Richiesta a
Trascrivi per intero e senza modifiche l'intestazione della sentenza riportata qui sotto.

::: Estratto da leggere :::

LA CORTE SUPREMA DI CASSAZIONE
SEZIONE PRIMA CIVILE
Composta dagli Ill.mi Sigg.ri Magistrati:
Dott. LUCCIOLI Maria Gabriella – Presidente –
Dott. PANEBIANCO Ugo Riccardo – rel. Consigliere –
Dott. FELICETTI Francesco – Consigliere –
Dott. DOGLIOTTI Massimo – Consigliere –
Dott. GIANCOLA Maria Cristina – Consigliere –
ha pronunciato la seguente:
sentenza
sul ricorso proposto da:
G.D.E. (c.f. *****), elettivamente domiciliata in ROMA, VIA E. Q. VISCONTI 20, presso l’avvocato PETRACCA NICOLA, che la rappresenta e difende unitamente all’avvocato URCIOLO ALDO, giusta procura in calce al ricorso;
– ricorrente –
contro
S.G. (c.f. *****), elettivamente domiciliato in ROMA, VIA DELLE QUATTRO FONTANE 20, presso l’avvocato AGALBATO MARCO, rappresentato e difeso dall’avvocato DONATI FILIPPO, giusta procura a margine del controricorso;
– controricorrente –
avverso la sentenza n. 19/2005 della CORTE D’APPELLO di FIRENZE, depositata il 09/01/2006;
udita la relazione della causa svolta nella pubblica udienza del 20/10/2009 dal Consigliere Dott. UGO RICCARDO PANEBIANCO;
udito il P.M., in persona del Sostituto Procuratore Generale Dott. SORRENTINO Federico, che ha concluso per l’accoglimento per quanto di ragione del ricorso.

::: Record da elaborare :::

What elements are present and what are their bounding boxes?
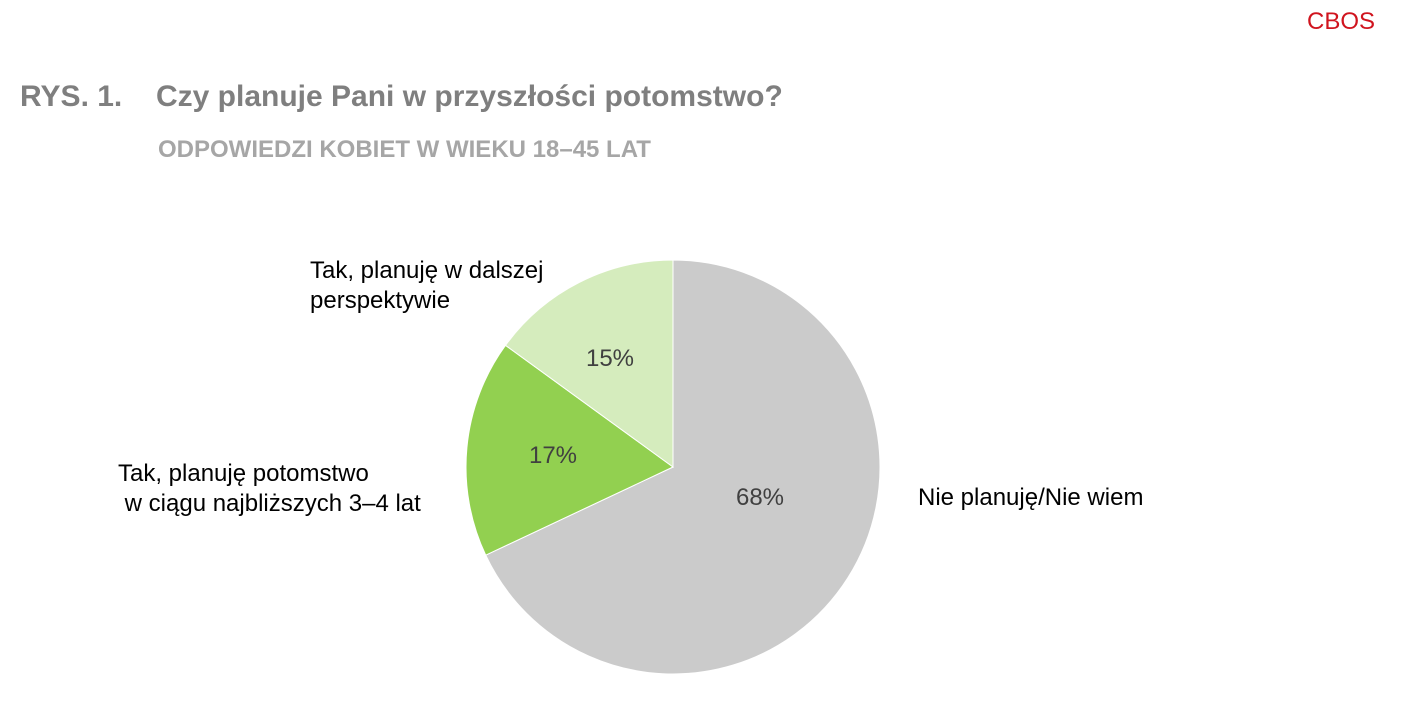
pie-slice-tak-planuje-potomstwo <box>465 344 674 556</box>
data-label-tak-planuje-potomstwo: 17% <box>529 442 577 469</box>
pie-slice-tak-planuje-w-dalszej <box>504 259 674 468</box>
category-label-tak-planuje-w-dalszej: Tak, planuję w dalszej perspektywie <box>310 257 543 314</box>
category-label-nie-planuje-nie-wiem: Nie planuję/Nie wiem <box>918 484 1143 511</box>
category-label-tak-planuje-potomstwo: Tak, planuję potomstwo w ciągu najbliższ… <box>118 460 421 517</box>
brand-logo-text: CBOS <box>1307 8 1376 35</box>
chart-title: Czy planuje Pani w przyszłości potomstwo… <box>156 80 783 113</box>
data-label-nie-planuje-nie-wiem: 68% <box>736 484 784 511</box>
chart-subtitle: ODPOWIEDZI KOBIET W WIEKU 18–45 LAT <box>158 136 651 163</box>
data-label-tak-planuje-w-dalszej: 15% <box>586 345 634 372</box>
figure-heading: RYS. 1. Czy planuje Pani w przyszłości po… <box>20 80 783 114</box>
figure-number: RYS. 1. <box>20 80 123 113</box>
pie-slice-nie-planuje-nie-wiem <box>485 259 881 675</box>
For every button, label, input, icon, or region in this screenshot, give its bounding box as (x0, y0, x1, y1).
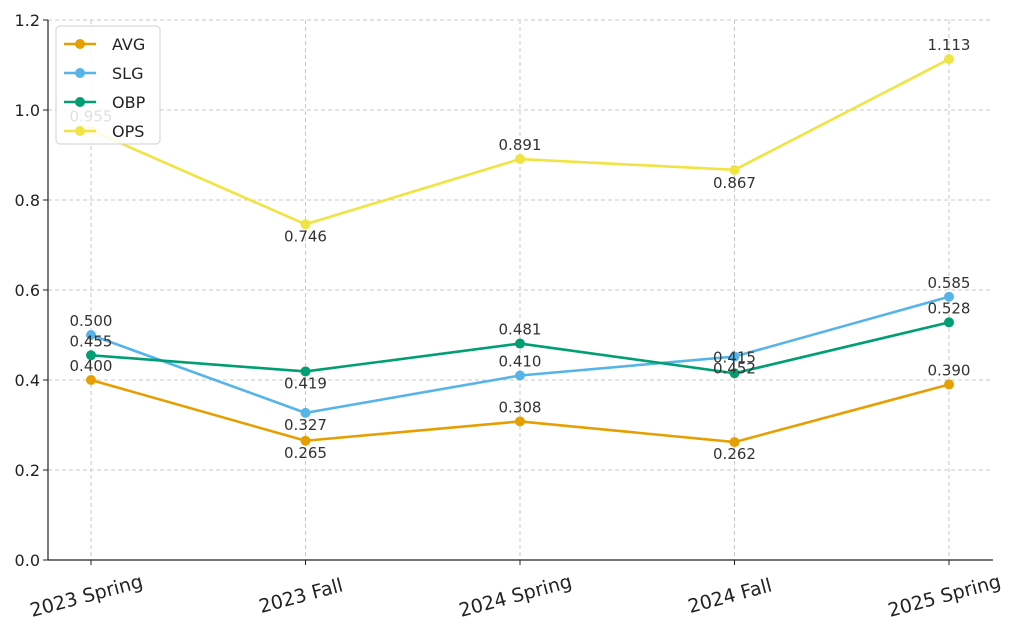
legend: AVG SLG OBP OPS (55, 25, 161, 145)
series-obp (86, 317, 954, 379)
data-point-avg (944, 379, 954, 390)
data-point-slg (944, 291, 954, 302)
series-group (86, 54, 954, 448)
legend-entry-label: OBP (112, 93, 146, 112)
x-tick-label: 2023 Fall (257, 574, 346, 617)
data-label-avg: 0.390 (928, 362, 971, 380)
legend-entry-label: AVG (112, 35, 145, 54)
data-label-slg: 0.585 (928, 274, 971, 292)
data-label-obp: 0.415 (713, 348, 756, 366)
legend-swatch-marker (75, 126, 85, 136)
y-tick-label: 0.4 (15, 371, 40, 390)
data-point-avg (729, 437, 740, 448)
data-point-avg (86, 375, 96, 385)
data-label-ops: 0.746 (284, 227, 327, 245)
data-point-ops (515, 154, 525, 165)
data-label-slg: 0.500 (70, 312, 113, 330)
data-label-ops: 0.867 (713, 174, 756, 192)
data-point-obp (515, 338, 525, 349)
y-tick-label: 0.6 (15, 281, 40, 300)
data-label-slg: 0.327 (284, 416, 327, 434)
grid (48, 19, 993, 560)
data-label-avg: 0.308 (499, 398, 542, 416)
data-point-obp (300, 366, 311, 377)
data-point-obp (729, 368, 740, 379)
data-point-obp (86, 350, 96, 361)
data-point-slg (515, 370, 525, 381)
x-tick-label: 2025 Spring (886, 571, 1003, 622)
x-tick-label: 2024 Fall (686, 574, 775, 617)
series-slg (86, 291, 954, 418)
legend-swatch-marker (75, 39, 85, 49)
axes: 0.0 0.2 0.4 0.6 0.8 1.0 1.2 2023 Spring 2023 Fal… (15, 11, 1004, 622)
data-point-ops (300, 219, 311, 230)
data-label-obp: 0.481 (499, 321, 542, 339)
y-tick-label: 0.0 (15, 551, 40, 570)
data-label-avg: 0.400 (70, 357, 113, 375)
y-tick-label: 1.0 (15, 101, 40, 120)
data-point-ops (729, 164, 740, 175)
legend-swatch-marker (75, 68, 85, 78)
data-label-ops: 1.113 (928, 36, 971, 54)
y-tick-label: 0.8 (15, 191, 40, 210)
data-label-avg: 0.265 (284, 444, 327, 462)
data-point-slg (729, 351, 740, 362)
x-tick-label: 2024 Spring (457, 571, 574, 622)
data-point-slg (300, 407, 311, 418)
legend-box (55, 25, 161, 145)
data-label-avg: 0.262 (713, 445, 756, 463)
data-point-avg (515, 416, 525, 427)
series-avg (86, 375, 954, 448)
data-label-obp: 0.419 (284, 374, 327, 392)
data-point-avg (300, 435, 311, 446)
data-label-slg: 0.410 (499, 353, 542, 371)
y-tick-label: 1.2 (15, 11, 40, 30)
data-point-ops (944, 54, 954, 65)
data-point-slg (86, 330, 96, 340)
legend-entry-label: OPS (112, 122, 144, 141)
x-tick-label: 2023 Spring (28, 571, 145, 622)
data-label-slg: 0.452 (713, 360, 756, 378)
data-label-obp: 0.528 (928, 299, 971, 317)
data-label-ops: 0.891 (499, 136, 542, 154)
data-label-obp: 0.455 (70, 332, 113, 350)
data-labels: 0.400 0.265 0.308 0.262 0.390 0.500 0.327 0.410… (70, 36, 971, 463)
legend-swatch-marker (75, 97, 85, 107)
data-point-obp (944, 317, 954, 328)
y-tick-label: 0.2 (15, 461, 40, 480)
legend-entry-label: SLG (112, 64, 143, 83)
series-ops (86, 54, 954, 230)
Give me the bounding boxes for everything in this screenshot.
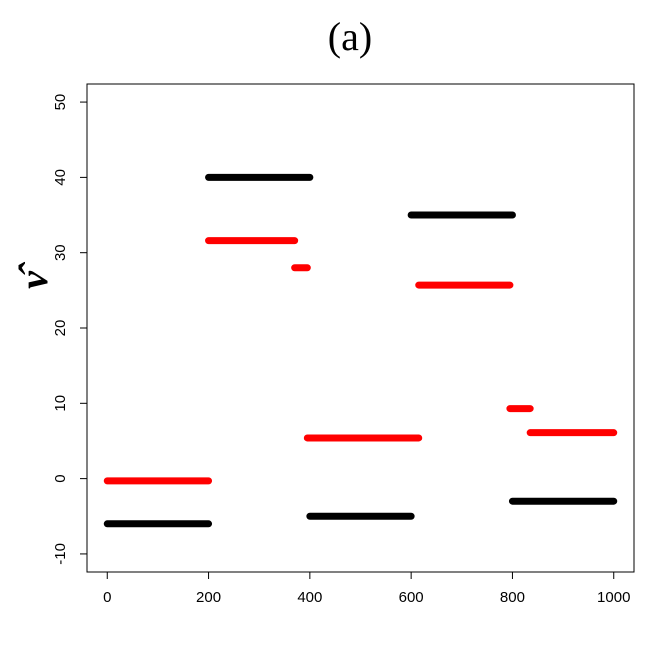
x-tick-label: 400 xyxy=(297,589,322,606)
y-tick-label: 20 xyxy=(52,320,69,337)
segment-series xyxy=(103,173,618,528)
x-tick-label: 1000 xyxy=(597,589,630,606)
y-axis-label: ν̂ xyxy=(11,261,56,289)
y-tick-label: 10 xyxy=(52,395,69,412)
y-tick-label: 40 xyxy=(52,169,69,186)
y-tick-label: 30 xyxy=(52,244,69,261)
segment-series xyxy=(103,237,618,485)
y-tick-label: 50 xyxy=(52,94,69,111)
y-tick-label: -10 xyxy=(52,543,69,565)
y-tick-label: 0 xyxy=(52,474,69,482)
x-tick-label: 600 xyxy=(399,589,424,606)
x-tick-label: 0 xyxy=(103,589,111,606)
x-tick-label: 200 xyxy=(196,589,221,606)
chart-title: (a) xyxy=(328,14,372,59)
x-tick-label: 800 xyxy=(500,589,525,606)
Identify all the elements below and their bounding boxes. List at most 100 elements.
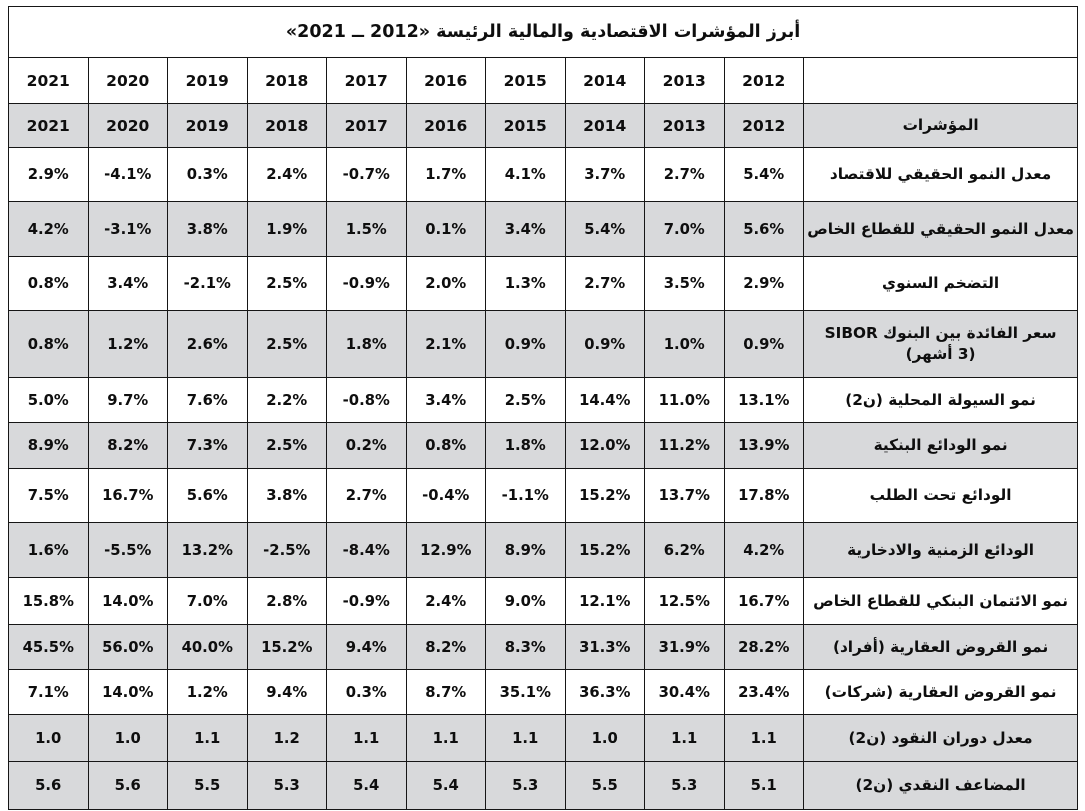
row-label: الودائع تحت الطلب — [802, 468, 1079, 523]
value-cell: 5.4 — [326, 761, 407, 810]
indicators-table: أبرز المؤشرات الاقتصادية والمالية الرئيس… — [7, 6, 1079, 810]
value-cell: 45.5% — [8, 624, 89, 670]
value-cell: 4.2% — [723, 522, 804, 578]
value-cell: 31.3% — [564, 624, 645, 670]
value-cell: 0.9% — [485, 310, 566, 378]
year-header-cell: 2021 — [8, 103, 89, 148]
value-cell: 31.9% — [644, 624, 725, 670]
value-cell: 12.0% — [564, 422, 645, 469]
value-cell: 15.8% — [8, 577, 89, 625]
value-cell: 5.0% — [8, 377, 89, 423]
value-cell: 15.2% — [246, 624, 327, 670]
empty-corner-cell — [802, 57, 1079, 104]
value-cell: 1.8% — [485, 422, 566, 469]
value-cell: -5.5% — [87, 522, 168, 578]
value-cell: 0.3% — [326, 669, 407, 715]
value-cell: 7.0% — [167, 577, 248, 625]
value-cell: 15.2% — [564, 522, 645, 578]
table-row: 0.8% 1.2% 2.6% 2.5% 1.8% 2.1% 0.9% 0.9% 1.0% 0.9%… — [8, 310, 1079, 378]
row-label: معدل دوران النقود (ن2) — [802, 714, 1079, 762]
value-cell: 1.1 — [644, 714, 725, 762]
table-row: 1.6% -5.5% 13.2% -2.5% -8.4% 12.9% 8.9% 15.2% 6.… — [8, 522, 1079, 578]
value-cell: 2.5% — [485, 377, 566, 423]
row-label-line1: سعر الفائدة بين البنوك SIBOR — [824, 324, 1057, 343]
value-cell: 23.4% — [723, 669, 804, 715]
year-header-cell: 2018 — [246, 57, 327, 104]
value-cell: 4.2% — [8, 201, 89, 257]
value-cell: 5.5 — [564, 761, 645, 810]
value-cell: 5.1 — [723, 761, 804, 810]
value-cell: 0.2% — [326, 422, 407, 469]
value-cell: 13.2% — [167, 522, 248, 578]
value-cell: 1.1 — [723, 714, 804, 762]
year-header-cell: 2016 — [405, 57, 486, 104]
year-header-row: 2021 2020 2019 2018 2017 2016 2015 2014 2013 2012 — [8, 57, 1079, 104]
value-cell: 12.1% — [564, 577, 645, 625]
value-cell: 3.5% — [644, 256, 725, 311]
value-cell: 16.7% — [87, 468, 168, 523]
value-cell: 5.3 — [644, 761, 725, 810]
value-cell: 36.3% — [564, 669, 645, 715]
value-cell: 35.1% — [485, 669, 566, 715]
row-label: معدل النمو الحقيقي للاقتصاد — [802, 147, 1079, 202]
row-label-line1: نمو القروض العقارية (أفراد) — [832, 637, 1049, 656]
value-cell: 0.9% — [564, 310, 645, 378]
indicators-header-cell: المؤشرات — [802, 103, 1079, 148]
value-cell: -1.1% — [485, 468, 566, 523]
year-header-cell: 2013 — [644, 103, 725, 148]
table-row: 1.0 1.0 1.1 1.2 1.1 1.1 1.1 1.0 1.1 1.1 معدل دوران… — [8, 714, 1079, 762]
value-cell: -8.4% — [326, 522, 407, 578]
table-row: 8.9% 8.2% 7.3% 2.5% 0.2% 0.8% 1.8% 12.0% 11.2% 13… — [8, 422, 1079, 469]
value-cell: 11.2% — [644, 422, 725, 469]
row-label-line1: معدل النمو الحقيقي للقطاع الخاص — [807, 219, 1074, 238]
value-cell: 1.9% — [246, 201, 327, 257]
row-label: سعر الفائدة بين البنوك SIBOR (3 أشهر) — [802, 310, 1079, 378]
value-cell: 0.8% — [8, 256, 89, 311]
value-cell: 9.4% — [246, 669, 327, 715]
year-header-cell: 2019 — [167, 103, 248, 148]
table-title: أبرز المؤشرات الاقتصادية والمالية الرئيس… — [7, 6, 1079, 58]
year-header-cell: 2012 — [723, 103, 804, 148]
table-row: 0.8% 3.4% -2.1% 2.5% -0.9% 2.0% 1.3% 2.7% 3.5% 2.… — [8, 256, 1079, 311]
value-cell: 17.8% — [723, 468, 804, 523]
year-header-cell: 2020 — [87, 57, 168, 104]
value-cell: 1.0% — [644, 310, 725, 378]
value-cell: 2.9% — [723, 256, 804, 311]
row-label-line1: الودائع تحت الطلب — [869, 486, 1012, 505]
value-cell: 2.5% — [246, 310, 327, 378]
year-header-cell: 2021 — [8, 57, 89, 104]
value-cell: 1.2 — [246, 714, 327, 762]
value-cell: -3.1% — [87, 201, 168, 257]
value-cell: 8.2% — [87, 422, 168, 469]
value-cell: 6.2% — [644, 522, 725, 578]
value-cell: 1.5% — [326, 201, 407, 257]
table-row: 7.5% 16.7% 5.6% 3.8% 2.7% -0.4% -1.1% 15.2% 13.7… — [8, 468, 1079, 523]
value-cell: 1.1 — [485, 714, 566, 762]
value-cell: 5.3 — [485, 761, 566, 810]
value-cell: 0.1% — [405, 201, 486, 257]
value-cell: 5.4% — [723, 147, 804, 202]
row-label: نمو الائتمان البنكي للقطاع الخاص — [802, 577, 1079, 625]
value-cell: 2.7% — [564, 256, 645, 311]
value-cell: 2.6% — [167, 310, 248, 378]
row-label-line1: التضخم السنوي — [882, 274, 1000, 293]
value-cell: 3.8% — [167, 201, 248, 257]
value-cell: 3.7% — [564, 147, 645, 202]
year-header-cell: 2017 — [326, 57, 407, 104]
value-cell: 3.4% — [405, 377, 486, 423]
value-cell: 40.0% — [167, 624, 248, 670]
value-cell: 13.7% — [644, 468, 725, 523]
value-cell: 2.1% — [405, 310, 486, 378]
value-cell: 8.2% — [405, 624, 486, 670]
value-cell: 7.0% — [644, 201, 725, 257]
value-cell: 14.0% — [87, 669, 168, 715]
row-label-line1: نمو السيولة المحلية (ن2) — [845, 390, 1036, 409]
value-cell: 5.6% — [723, 201, 804, 257]
value-cell: 8.7% — [405, 669, 486, 715]
value-cell: 1.0 — [87, 714, 168, 762]
row-label: الودائع الزمنية والادخارية — [802, 522, 1079, 578]
row-label: نمو القروض العقارية (أفراد) — [802, 624, 1079, 670]
value-cell: 7.5% — [8, 468, 89, 523]
value-cell: 5.3 — [246, 761, 327, 810]
value-cell: -0.7% — [326, 147, 407, 202]
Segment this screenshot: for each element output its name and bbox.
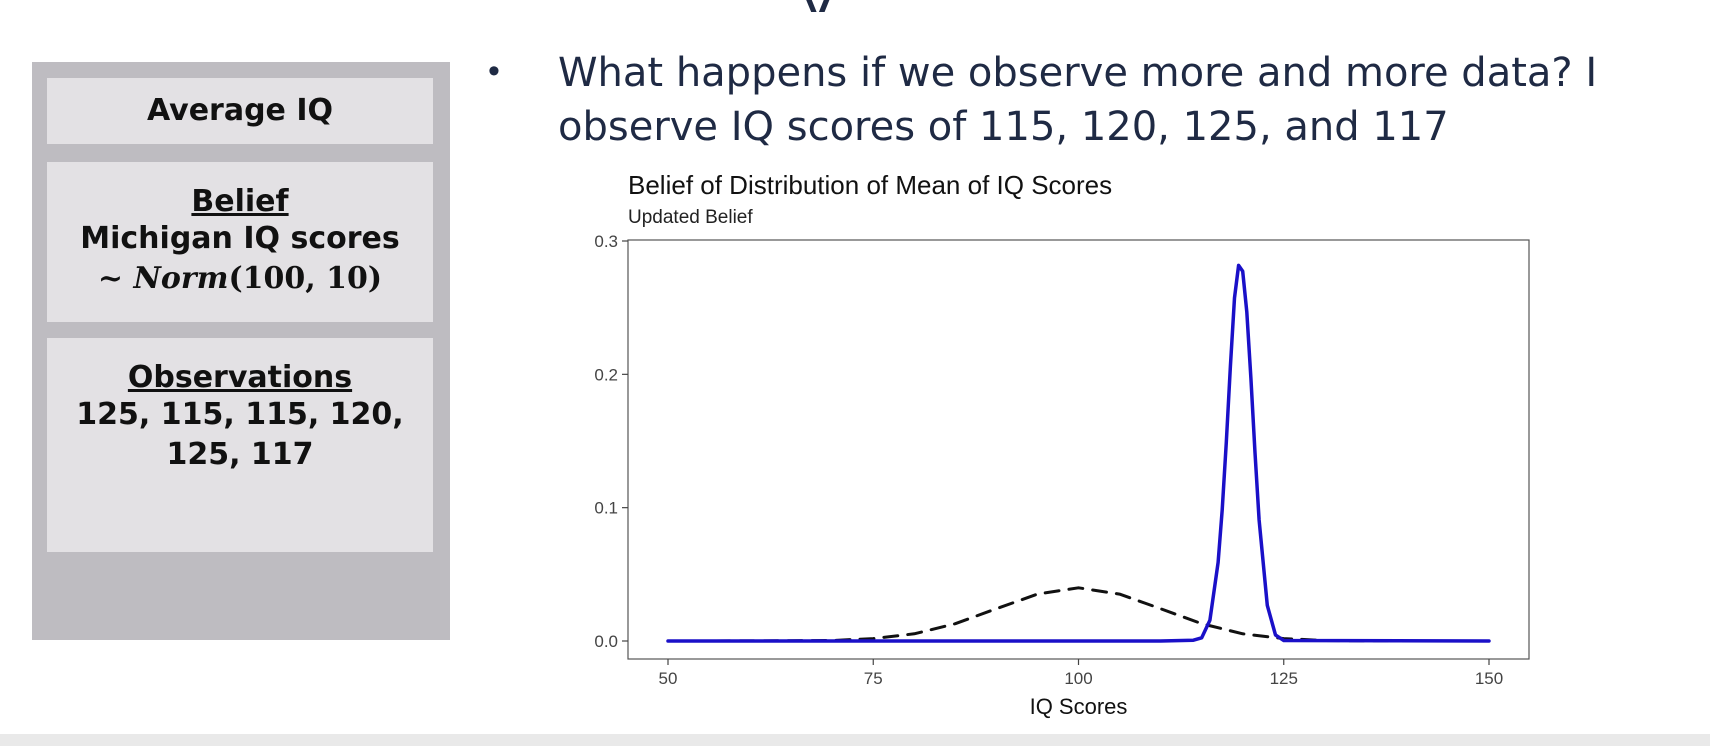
bullet-text: What happens if we observe more and more… [558, 50, 1598, 150]
distribution-params: (100, 10) [228, 261, 383, 296]
summary-panel: Average IQ Belief Michigan IQ scores ~ N… [32, 62, 450, 640]
observations-heading: Observations [127, 360, 353, 395]
bullet-point-icon: • [488, 52, 500, 90]
y-tick-label: 0.2 [594, 365, 618, 384]
x-axis-label: IQ Scores [1030, 694, 1128, 719]
bottom-strip [0, 734, 1710, 746]
y-tick-label: 0.3 [594, 232, 618, 251]
belief-description: Michigan IQ scores [80, 221, 400, 256]
x-tick-label: 75 [864, 669, 883, 688]
slide-title-fragment: y [800, 0, 1060, 12]
x-tick-label: 100 [1064, 669, 1092, 688]
x-tick-label: 50 [659, 669, 678, 688]
chart-title: Belief of Distribution of Mean of IQ Sco… [628, 170, 1113, 200]
belief-card: Belief Michigan IQ scores ~ Norm(100, 10… [47, 162, 433, 322]
y-tick-label: 0.1 [594, 499, 618, 518]
distribution-tilde: ~ [97, 261, 124, 296]
distribution-name: Norm [133, 261, 229, 296]
observations-line-1: 125, 115, 115, 120, [76, 397, 404, 432]
plot-panel-border [627, 239, 1530, 660]
observations-line-2: 125, 117 [166, 437, 314, 472]
prior-density-line [666, 586, 1491, 643]
chart-subtitle: Updated Belief [628, 207, 753, 228]
x-tick-label: 150 [1475, 669, 1503, 688]
posterior-density-line [666, 263, 1491, 643]
y-tick-label: 0.0 [594, 632, 618, 651]
x-tick-label: 125 [1270, 669, 1298, 688]
belief-heading: Belief [191, 184, 289, 219]
average-iq-card: Average IQ [47, 78, 433, 144]
observations-card: Observations 125, 115, 115, 120, 125, 11… [47, 338, 433, 552]
belief-distribution: ~ Norm(100, 10) [47, 259, 433, 299]
average-iq-title: Average IQ [146, 93, 334, 128]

:::

Richiesta b
Nei record, riscrivi la parte che si apre con la riga contenente "legend: AVG SLG OBP OPS (55, 25, 161, 145)" e si chiude con quella contenente "data-point-slg (515, 370, 525, 381)", sostituendo "data-point-obp" con "punto-obp" e lasciando invariato tutto il resto.

Soluzione scritta a
LA CORTE SUPREMA DI CASSAZIONE
SEZIONE PRIMA CIVILE
Composta dagli Ill.mi Sigg.ri Magistrati:
Dott. LUCCIOLI Maria Gabriella – Presidente –
Dott. PANEBIANCO Ugo Riccardo – rel. Consigliere –
Dott. FELICETTI Francesco – Consigliere –
Dott. DOGLIOTTI Massimo – Consigliere –
Dott. GIANCOLA Maria Cristina – Consigliere –
ha pronunciato la seguente:
sentenza
sul ricorso proposto da:
G.D.E. (c.f. *****), elettivamente domiciliata in ROMA, VIA E. Q. VISCONTI 20, presso l’avvocato PETRACCA NICOLA, che la rappresenta e difende unitamente all’avvocato URCIOLO ALDO, giusta procura in calce al ricorso;
– ricorrente –
contro
S.G. (c.f. *****), elettivamente domiciliato in ROMA, VIA DELLE QUATTRO FONTANE 20, presso l’avvocato AGALBATO MARCO, rappresentato e difeso dall’avvocato DONATI FILIPPO, giusta procura a margine del controricorso;
– controricorrente –
avverso la sentenza n. 19/2005 della CORTE D’APPELLO di FIRENZE, depositata il 09/01/2006;
udita la relazione della causa svolta nella pubblica udienza del 20/10/2009 dal Consigliere Dott. UGO RICCARDO PANEBIANCO;
udito il P.M., in persona del Sostituto Procuratore Generale Dott. SORRENTINO Federico, che ha concluso per l’accoglimento per quanto di ragione del ricorso.

Soluzione scritta b
legend: AVG SLG OBP OPS (55, 25, 161, 145)
series-obp (86, 317, 954, 379)
data-point-avg (944, 379, 954, 390)
data-point-slg (944, 291, 954, 302)
series-group (86, 54, 954, 448)
legend-entry-label: OBP (112, 93, 146, 112)
x-tick-label: 2023 Fall (257, 574, 346, 617)
data-label-avg: 0.390 (928, 362, 971, 380)
legend-entry-label: AVG (112, 35, 145, 54)
data-label-slg: 0.585 (928, 274, 971, 292)
data-label-obp: 0.415 (713, 348, 756, 366)
legend-swatch-marker (75, 126, 85, 136)
y-tick-label: 0.4 (15, 371, 40, 390)
data-point-avg (729, 437, 740, 448)
data-point-avg (86, 375, 96, 385)
data-label-ops: 0.746 (284, 227, 327, 245)
data-point-ops (515, 154, 525, 165)
data-label-slg: 0.500 (70, 312, 113, 330)
data-label-ops: 0.867 (713, 174, 756, 192)
punto-obp (515, 338, 525, 349)
y-tick-label: 0.6 (15, 281, 40, 300)
data-label-slg: 0.327 (284, 416, 327, 434)
grid (48, 19, 993, 560)
data-label-avg: 0.308 (499, 398, 542, 416)
punto-obp (300, 366, 311, 377)
punto-obp (729, 368, 740, 379)
punto-obp (86, 350, 96, 361)
data-point-slg (515, 370, 525, 381)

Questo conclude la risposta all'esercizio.